* [Do this]
In the listing below, locate the lines that hold the string "screenshot". Copy those lines.

* [Records for the exercise]
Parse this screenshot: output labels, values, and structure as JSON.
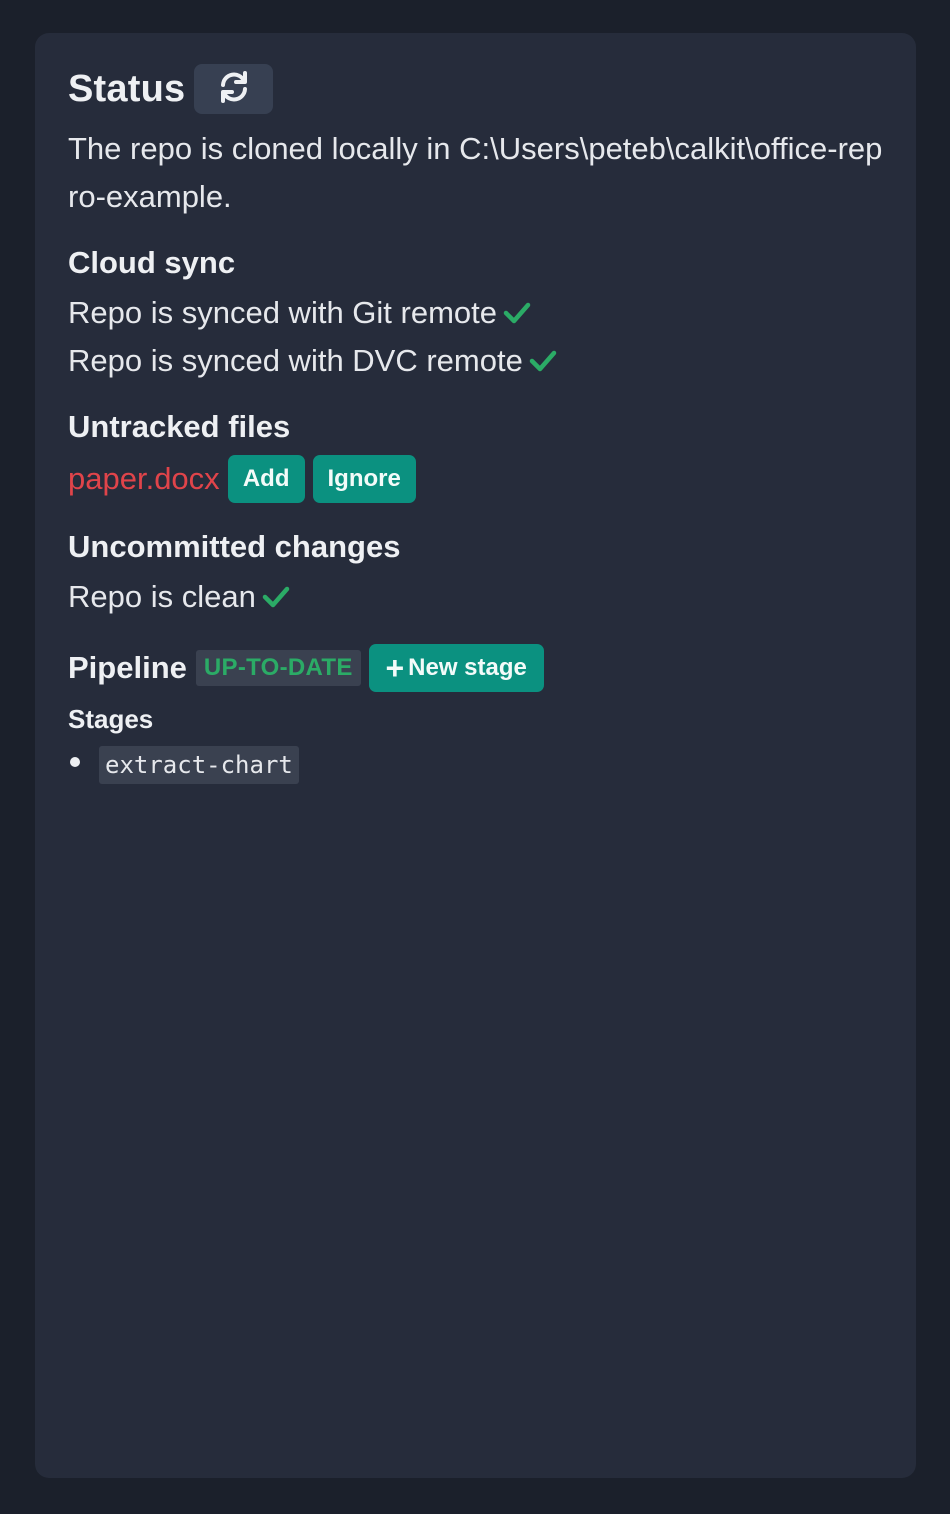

==

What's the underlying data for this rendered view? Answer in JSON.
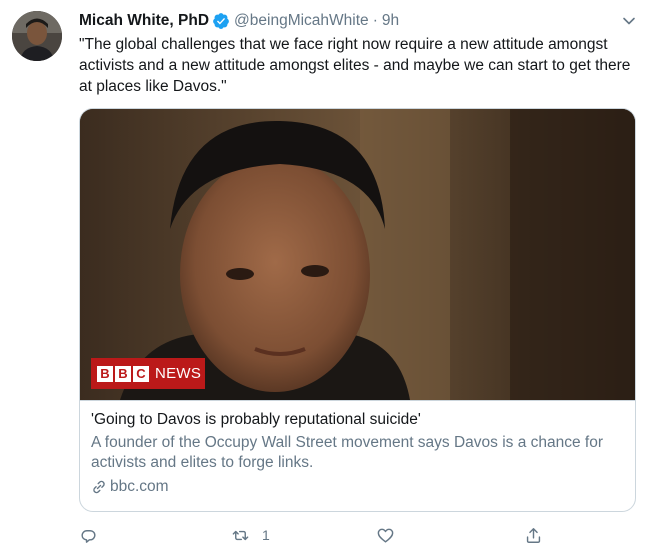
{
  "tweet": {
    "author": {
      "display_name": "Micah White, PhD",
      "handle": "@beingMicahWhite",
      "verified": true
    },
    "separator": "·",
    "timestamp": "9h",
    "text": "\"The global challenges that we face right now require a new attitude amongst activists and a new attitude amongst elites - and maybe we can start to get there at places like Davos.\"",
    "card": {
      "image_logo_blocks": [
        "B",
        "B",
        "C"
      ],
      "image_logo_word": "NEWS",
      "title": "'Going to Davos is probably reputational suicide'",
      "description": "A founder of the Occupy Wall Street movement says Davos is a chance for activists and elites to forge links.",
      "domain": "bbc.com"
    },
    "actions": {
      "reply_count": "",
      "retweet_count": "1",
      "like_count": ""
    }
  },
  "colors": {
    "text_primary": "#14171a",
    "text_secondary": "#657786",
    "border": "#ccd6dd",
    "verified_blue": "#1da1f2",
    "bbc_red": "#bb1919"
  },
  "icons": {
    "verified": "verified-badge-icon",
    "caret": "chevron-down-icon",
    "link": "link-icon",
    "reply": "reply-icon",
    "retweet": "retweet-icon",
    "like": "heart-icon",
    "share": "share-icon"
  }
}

* * *

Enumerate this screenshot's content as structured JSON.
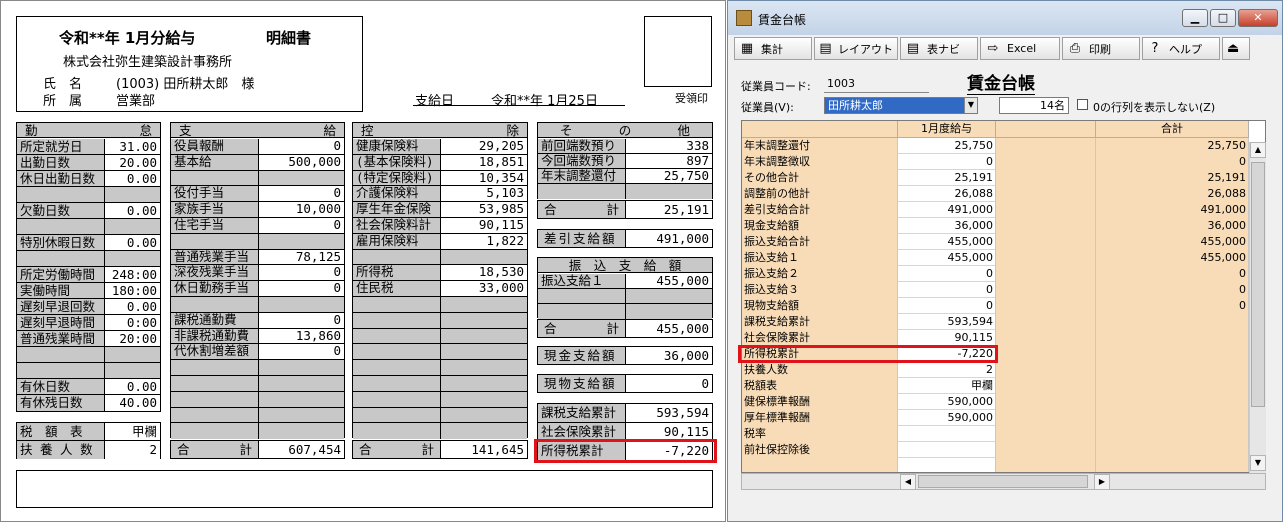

* [Full answer]
Parse this screenshot: output labels, values, and structure as JSON.
Enumerate this screenshot's content as structured JSON.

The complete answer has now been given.